Retype the complete listing exactly as it appears.

Figure content listings
★ ★ ★ ★
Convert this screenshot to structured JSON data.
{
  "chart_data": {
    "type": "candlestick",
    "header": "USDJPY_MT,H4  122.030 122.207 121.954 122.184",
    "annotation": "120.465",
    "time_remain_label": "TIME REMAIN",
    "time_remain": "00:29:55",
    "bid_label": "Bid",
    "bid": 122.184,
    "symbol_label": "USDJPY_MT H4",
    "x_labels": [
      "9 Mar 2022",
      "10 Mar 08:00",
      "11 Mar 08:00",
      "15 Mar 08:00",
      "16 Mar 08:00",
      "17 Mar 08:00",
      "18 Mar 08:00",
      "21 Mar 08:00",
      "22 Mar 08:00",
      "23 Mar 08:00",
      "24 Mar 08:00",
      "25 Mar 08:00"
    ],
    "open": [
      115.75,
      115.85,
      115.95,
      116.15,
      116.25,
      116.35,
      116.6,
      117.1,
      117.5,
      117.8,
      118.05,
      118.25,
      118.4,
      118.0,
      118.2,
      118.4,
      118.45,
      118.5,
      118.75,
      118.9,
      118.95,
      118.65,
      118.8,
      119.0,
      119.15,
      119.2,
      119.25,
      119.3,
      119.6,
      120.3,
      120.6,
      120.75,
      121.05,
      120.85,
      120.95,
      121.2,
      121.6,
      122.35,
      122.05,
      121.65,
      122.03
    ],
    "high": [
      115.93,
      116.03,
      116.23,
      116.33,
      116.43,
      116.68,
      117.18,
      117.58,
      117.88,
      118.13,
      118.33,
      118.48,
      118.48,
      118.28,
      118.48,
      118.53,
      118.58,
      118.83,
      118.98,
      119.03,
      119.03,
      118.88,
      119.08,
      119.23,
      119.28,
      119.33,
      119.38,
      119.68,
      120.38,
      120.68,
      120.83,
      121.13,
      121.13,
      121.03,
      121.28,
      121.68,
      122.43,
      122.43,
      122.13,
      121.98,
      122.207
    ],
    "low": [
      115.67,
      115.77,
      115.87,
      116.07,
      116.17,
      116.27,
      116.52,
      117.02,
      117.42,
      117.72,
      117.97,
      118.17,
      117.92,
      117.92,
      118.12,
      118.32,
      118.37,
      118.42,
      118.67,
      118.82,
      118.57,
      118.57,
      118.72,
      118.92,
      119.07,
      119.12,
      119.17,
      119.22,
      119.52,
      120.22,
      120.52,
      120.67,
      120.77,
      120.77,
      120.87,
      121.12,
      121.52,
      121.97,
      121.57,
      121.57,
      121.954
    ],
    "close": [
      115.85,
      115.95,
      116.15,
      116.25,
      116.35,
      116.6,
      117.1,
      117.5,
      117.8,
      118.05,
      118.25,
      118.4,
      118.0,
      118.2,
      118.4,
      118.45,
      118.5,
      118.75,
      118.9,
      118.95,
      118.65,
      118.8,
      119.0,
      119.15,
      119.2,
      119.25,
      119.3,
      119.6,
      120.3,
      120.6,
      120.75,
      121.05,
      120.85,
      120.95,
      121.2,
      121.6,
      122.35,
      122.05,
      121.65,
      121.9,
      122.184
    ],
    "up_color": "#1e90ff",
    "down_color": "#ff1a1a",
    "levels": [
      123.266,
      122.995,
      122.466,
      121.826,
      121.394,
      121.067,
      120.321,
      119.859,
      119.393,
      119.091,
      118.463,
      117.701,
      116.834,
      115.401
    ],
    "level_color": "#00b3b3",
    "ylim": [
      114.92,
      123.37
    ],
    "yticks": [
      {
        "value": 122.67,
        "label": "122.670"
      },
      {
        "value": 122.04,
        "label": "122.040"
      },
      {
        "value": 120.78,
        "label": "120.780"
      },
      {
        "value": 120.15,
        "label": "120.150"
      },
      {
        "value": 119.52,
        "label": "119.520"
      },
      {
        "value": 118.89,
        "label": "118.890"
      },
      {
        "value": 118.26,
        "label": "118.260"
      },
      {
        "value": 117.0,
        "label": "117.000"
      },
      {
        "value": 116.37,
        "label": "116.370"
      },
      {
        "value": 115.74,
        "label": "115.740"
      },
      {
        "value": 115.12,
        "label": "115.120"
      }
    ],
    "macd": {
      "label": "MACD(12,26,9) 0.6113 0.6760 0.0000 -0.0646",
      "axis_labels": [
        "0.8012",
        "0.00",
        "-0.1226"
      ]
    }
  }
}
★ ★ ★ ★
_RESPONSE TO THE TASK_
Convert this screenshot to structured JSON data.
{
  "chart_data": {
    "type": "candlestick",
    "header": "USDJPY_MT,H4  122.030 122.207 121.954 122.184",
    "annotation": "120.465",
    "time_remain_label": "TIME REMAIN",
    "time_remain": "00:29:55",
    "bid_label": "Bid",
    "bid": 122.184,
    "symbol_label": "USDJPY_MT H4",
    "x_labels": [
      "9 Mar 2022",
      "10 Mar 08:00",
      "11 Mar 08:00",
      "15 Mar 08:00",
      "16 Mar 08:00",
      "17 Mar 08:00",
      "18 Mar 08:00",
      "21 Mar 08:00",
      "22 Mar 08:00",
      "23 Mar 08:00",
      "24 Mar 08:00",
      "25 Mar 08:00"
    ],
    "open": [
      115.75,
      115.85,
      115.95,
      116.15,
      116.25,
      116.35,
      116.6,
      117.1,
      117.5,
      117.8,
      118.05,
      118.25,
      118.4,
      118.0,
      118.2,
      118.4,
      118.45,
      118.5,
      118.75,
      118.9,
      118.95,
      118.65,
      118.8,
      119.0,
      119.15,
      119.2,
      119.25,
      119.3,
      119.6,
      120.3,
      120.6,
      120.75,
      121.05,
      120.85,
      120.95,
      121.2,
      121.6,
      122.35,
      122.05,
      121.65,
      122.03
    ],
    "high": [
      115.93,
      116.03,
      116.23,
      116.33,
      116.43,
      116.68,
      117.18,
      117.58,
      117.88,
      118.13,
      118.33,
      118.48,
      118.48,
      118.28,
      118.48,
      118.53,
      118.58,
      118.83,
      118.98,
      119.03,
      119.03,
      118.88,
      119.08,
      119.23,
      119.28,
      119.33,
      119.38,
      119.68,
      120.38,
      120.68,
      120.83,
      121.13,
      121.13,
      121.03,
      121.28,
      121.68,
      122.43,
      122.43,
      122.13,
      121.98,
      122.207
    ],
    "low": [
      115.67,
      115.77,
      115.87,
      116.07,
      116.17,
      116.27,
      116.52,
      117.02,
      117.42,
      117.72,
      117.97,
      118.17,
      117.92,
      117.92,
      118.12,
      118.32,
      118.37,
      118.42,
      118.67,
      118.82,
      118.57,
      118.57,
      118.72,
      118.92,
      119.07,
      119.12,
      119.17,
      119.22,
      119.52,
      120.22,
      120.52,
      120.67,
      120.77,
      120.77,
      120.87,
      121.12,
      121.52,
      121.97,
      121.57,
      121.57,
      121.954
    ],
    "close": [
      115.85,
      115.95,
      116.15,
      116.25,
      116.35,
      116.6,
      117.1,
      117.5,
      117.8,
      118.05,
      118.25,
      118.4,
      118.0,
      118.2,
      118.4,
      118.45,
      118.5,
      118.75,
      118.9,
      118.95,
      118.65,
      118.8,
      119.0,
      119.15,
      119.2,
      119.25,
      119.3,
      119.6,
      120.3,
      120.6,
      120.75,
      121.05,
      120.85,
      120.95,
      121.2,
      121.6,
      122.35,
      122.05,
      121.65,
      121.9,
      122.184
    ],
    "up_color": "#1e90ff",
    "down_color": "#ff1a1a",
    "levels": [
      123.266,
      122.995,
      122.466,
      121.826,
      121.394,
      121.067,
      120.321,
      119.859,
      119.393,
      119.091,
      118.463,
      117.701,
      116.834,
      115.401
    ],
    "level_color": "#00b3b3",
    "ylim": [
      114.92,
      123.37
    ],
    "yticks": [
      {
        "value": 122.67,
        "label": "122.670"
      },
      {
        "value": 122.04,
        "label": "122.040"
      },
      {
        "value": 120.78,
        "label": "120.780"
      },
      {
        "value": 120.15,
        "label": "120.150"
      },
      {
        "value": 119.52,
        "label": "119.520"
      },
      {
        "value": 118.89,
        "label": "118.890"
      },
      {
        "value": 118.26,
        "label": "118.260"
      },
      {
        "value": 117.0,
        "label": "117.000"
      },
      {
        "value": 116.37,
        "label": "116.370"
      },
      {
        "value": 115.74,
        "label": "115.740"
      },
      {
        "value": 115.12,
        "label": "115.120"
      }
    ],
    "macd": {
      "label": "MACD(12,26,9) 0.6113 0.6760 0.0000 -0.0646",
      "axis_labels": [
        "0.8012",
        "0.00",
        "-0.1226"
      ]
    }
  }
}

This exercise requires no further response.